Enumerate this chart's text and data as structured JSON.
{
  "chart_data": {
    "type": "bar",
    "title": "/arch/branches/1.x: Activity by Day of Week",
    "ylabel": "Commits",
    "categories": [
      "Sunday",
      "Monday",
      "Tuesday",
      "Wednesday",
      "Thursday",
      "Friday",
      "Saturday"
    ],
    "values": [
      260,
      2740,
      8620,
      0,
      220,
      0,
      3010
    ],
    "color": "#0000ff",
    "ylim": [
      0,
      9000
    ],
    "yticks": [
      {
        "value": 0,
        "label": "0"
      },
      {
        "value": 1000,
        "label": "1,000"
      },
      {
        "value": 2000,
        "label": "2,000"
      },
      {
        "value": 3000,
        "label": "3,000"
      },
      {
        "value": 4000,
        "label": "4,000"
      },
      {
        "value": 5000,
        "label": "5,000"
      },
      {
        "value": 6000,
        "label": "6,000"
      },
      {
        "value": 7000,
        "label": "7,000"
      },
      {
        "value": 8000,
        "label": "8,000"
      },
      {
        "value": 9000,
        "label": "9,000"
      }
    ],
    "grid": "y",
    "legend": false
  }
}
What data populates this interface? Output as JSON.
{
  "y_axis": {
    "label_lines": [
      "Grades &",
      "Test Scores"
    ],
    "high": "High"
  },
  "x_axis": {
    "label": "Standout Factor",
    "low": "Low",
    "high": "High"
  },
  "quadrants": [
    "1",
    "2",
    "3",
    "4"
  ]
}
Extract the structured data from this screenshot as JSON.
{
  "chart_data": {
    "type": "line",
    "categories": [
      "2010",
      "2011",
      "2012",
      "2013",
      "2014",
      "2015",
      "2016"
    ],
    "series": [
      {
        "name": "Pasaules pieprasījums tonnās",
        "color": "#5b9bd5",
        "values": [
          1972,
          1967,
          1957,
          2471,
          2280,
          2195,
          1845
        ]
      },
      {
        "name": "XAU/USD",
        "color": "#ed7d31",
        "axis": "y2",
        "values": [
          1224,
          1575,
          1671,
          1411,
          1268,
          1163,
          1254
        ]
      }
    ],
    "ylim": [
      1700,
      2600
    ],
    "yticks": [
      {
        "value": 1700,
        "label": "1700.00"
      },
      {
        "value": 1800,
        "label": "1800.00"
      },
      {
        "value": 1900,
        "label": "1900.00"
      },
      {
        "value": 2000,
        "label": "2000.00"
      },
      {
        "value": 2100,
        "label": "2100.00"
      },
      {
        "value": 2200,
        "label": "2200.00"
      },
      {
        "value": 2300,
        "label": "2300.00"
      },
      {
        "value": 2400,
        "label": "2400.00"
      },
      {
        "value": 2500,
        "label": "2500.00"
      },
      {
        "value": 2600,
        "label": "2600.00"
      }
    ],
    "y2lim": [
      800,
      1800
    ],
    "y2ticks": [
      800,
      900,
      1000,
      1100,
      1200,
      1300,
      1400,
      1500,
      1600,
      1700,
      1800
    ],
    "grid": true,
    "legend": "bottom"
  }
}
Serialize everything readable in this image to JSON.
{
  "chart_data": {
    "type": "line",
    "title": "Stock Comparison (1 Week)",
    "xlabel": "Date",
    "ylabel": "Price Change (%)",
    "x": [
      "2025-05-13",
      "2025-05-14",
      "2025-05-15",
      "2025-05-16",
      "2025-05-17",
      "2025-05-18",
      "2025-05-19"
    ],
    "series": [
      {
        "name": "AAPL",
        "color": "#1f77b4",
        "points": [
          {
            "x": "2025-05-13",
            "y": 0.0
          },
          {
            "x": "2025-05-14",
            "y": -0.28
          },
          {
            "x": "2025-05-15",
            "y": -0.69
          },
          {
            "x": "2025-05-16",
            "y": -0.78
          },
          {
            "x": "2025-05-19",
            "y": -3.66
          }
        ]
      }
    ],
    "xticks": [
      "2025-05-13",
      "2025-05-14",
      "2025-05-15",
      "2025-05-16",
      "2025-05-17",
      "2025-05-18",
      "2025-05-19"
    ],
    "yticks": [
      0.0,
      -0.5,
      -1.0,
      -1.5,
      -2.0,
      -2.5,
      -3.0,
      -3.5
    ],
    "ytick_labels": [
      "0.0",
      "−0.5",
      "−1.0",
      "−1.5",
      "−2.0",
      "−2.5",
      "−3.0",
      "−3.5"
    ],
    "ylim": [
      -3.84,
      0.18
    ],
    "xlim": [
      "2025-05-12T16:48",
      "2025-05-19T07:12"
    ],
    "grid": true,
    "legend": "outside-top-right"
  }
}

----------

What is needed: Set every line of the listing down word for word.

Written reply:
Enumerate this chart's text and data as structured JSON.
{
  "chart_data": {
    "type": "bar",
    "title": "/arch/branches/1.x: Activity by Day of Week",
    "ylabel": "Commits",
    "categories": [
      "Sunday",
      "Monday",
      "Tuesday",
      "Wednesday",
      "Thursday",
      "Friday",
      "Saturday"
    ],
    "values": [
      260,
      2740,
      8620,
      0,
      220,
      0,
      3010
    ],
    "color": "#0000ff",
    "ylim": [
      0,
      9000
    ],
    "yticks": [
      {
        "value": 0,
        "label": "0"
      },
      {
        "value": 1000,
        "label": "1,000"
      },
      {
        "value": 2000,
        "label": "2,000"
      },
      {
        "value": 3000,
        "label": "3,000"
      },
      {
        "value": 4000,
        "label": "4,000"
      },
      {
        "value": 5000,
        "label": "5,000"
      },
      {
        "value": 6000,
        "label": "6,000"
      },
      {
        "value": 7000,
        "label": "7,000"
      },
      {
        "value": 8000,
        "label": "8,000"
      },
      {
        "value": 9000,
        "label": "9,000"
      }
    ],
    "grid": "y",
    "legend": false
  }
}
What data populates this interface? Output as JSON.
{
  "y_axis": {
    "label_lines": [
      "Grades &",
      "Test Scores"
    ],
    "high": "High"
  },
  "x_axis": {
    "label": "Standout Factor",
    "low": "Low",
    "high": "High"
  },
  "quadrants": [
    "1",
    "2",
    "3",
    "4"
  ]
}
Extract the structured data from this screenshot as JSON.
{
  "chart_data": {
    "type": "line",
    "categories": [
      "2010",
      "2011",
      "2012",
      "2013",
      "2014",
      "2015",
      "2016"
    ],
    "series": [
      {
        "name": "Pasaules pieprasījums tonnās",
        "color": "#5b9bd5",
        "values": [
          1972,
          1967,
          1957,
          2471,
          2280,
          2195,
          1845
        ]
      },
      {
        "name": "XAU/USD",
        "color": "#ed7d31",
        "axis": "y2",
        "values": [
          1224,
          1575,
          1671,
          1411,
          1268,
          1163,
          1254
        ]
      }
    ],
    "ylim": [
      1700,
      2600
    ],
    "yticks": [
      {
        "value": 1700,
        "label": "1700.00"
      },
      {
        "value": 1800,
        "label": "1800.00"
      },
      {
        "value": 1900,
        "label": "1900.00"
      },
      {
        "value": 2000,
        "label": "2000.00"
      },
      {
        "value": 2100,
        "label": "2100.00"
      },
      {
        "value": 2200,
        "label": "2200.00"
      },
      {
        "value": 2300,
        "label": "2300.00"
      },
      {
        "value": 2400,
        "label": "2400.00"
      },
      {
        "value": 2500,
        "label": "2500.00"
      },
      {
        "value": 2600,
        "label": "2600.00"
      }
    ],
    "y2lim": [
      800,
      1800
    ],
    "y2ticks": [
      800,
      900,
      1000,
      1100,
      1200,
      1300,
      1400,
      1500,
      1600,
      1700,
      1800
    ],
    "grid": true,
    "legend": "bottom"
  }
}
Serialize everything readable in this image to JSON.
{
  "chart_data": {
    "type": "line",
    "title": "Stock Comparison (1 Week)",
    "xlabel": "Date",
    "ylabel": "Price Change (%)",
    "x": [
      "2025-05-13",
      "2025-05-14",
      "2025-05-15",
      "2025-05-16",
      "2025-05-17",
      "2025-05-18",
      "2025-05-19"
    ],
    "series": [
      {
        "name": "AAPL",
        "color": "#1f77b4",
        "points": [
          {
            "x": "2025-05-13",
            "y": 0.0
          },
          {
            "x": "2025-05-14",
            "y": -0.28
          },
          {
            "x": "2025-05-15",
            "y": -0.69
          },
          {
            "x": "2025-05-16",
            "y": -0.78
          },
          {
            "x": "2025-05-19",
            "y": -3.66
          }
        ]
      }
    ],
    "xticks": [
      "2025-05-13",
      "2025-05-14",
      "2025-05-15",
      "2025-05-16",
      "2025-05-17",
      "2025-05-18",
      "2025-05-19"
    ],
    "yticks": [
      0.0,
      -0.5,
      -1.0,
      -1.5,
      -2.0,
      -2.5,
      -3.0,
      -3.5
    ],
    "ytick_labels": [
      "0.0",
      "−0.5",
      "−1.0",
      "−1.5",
      "−2.0",
      "−2.5",
      "−3.0",
      "−3.5"
    ],
    "ylim": [
      -3.84,
      0.18
    ],
    "xlim": [
      "2025-05-12T16:48",
      "2025-05-19T07:12"
    ],
    "grid": true,
    "legend": "outside-top-right"
  }
}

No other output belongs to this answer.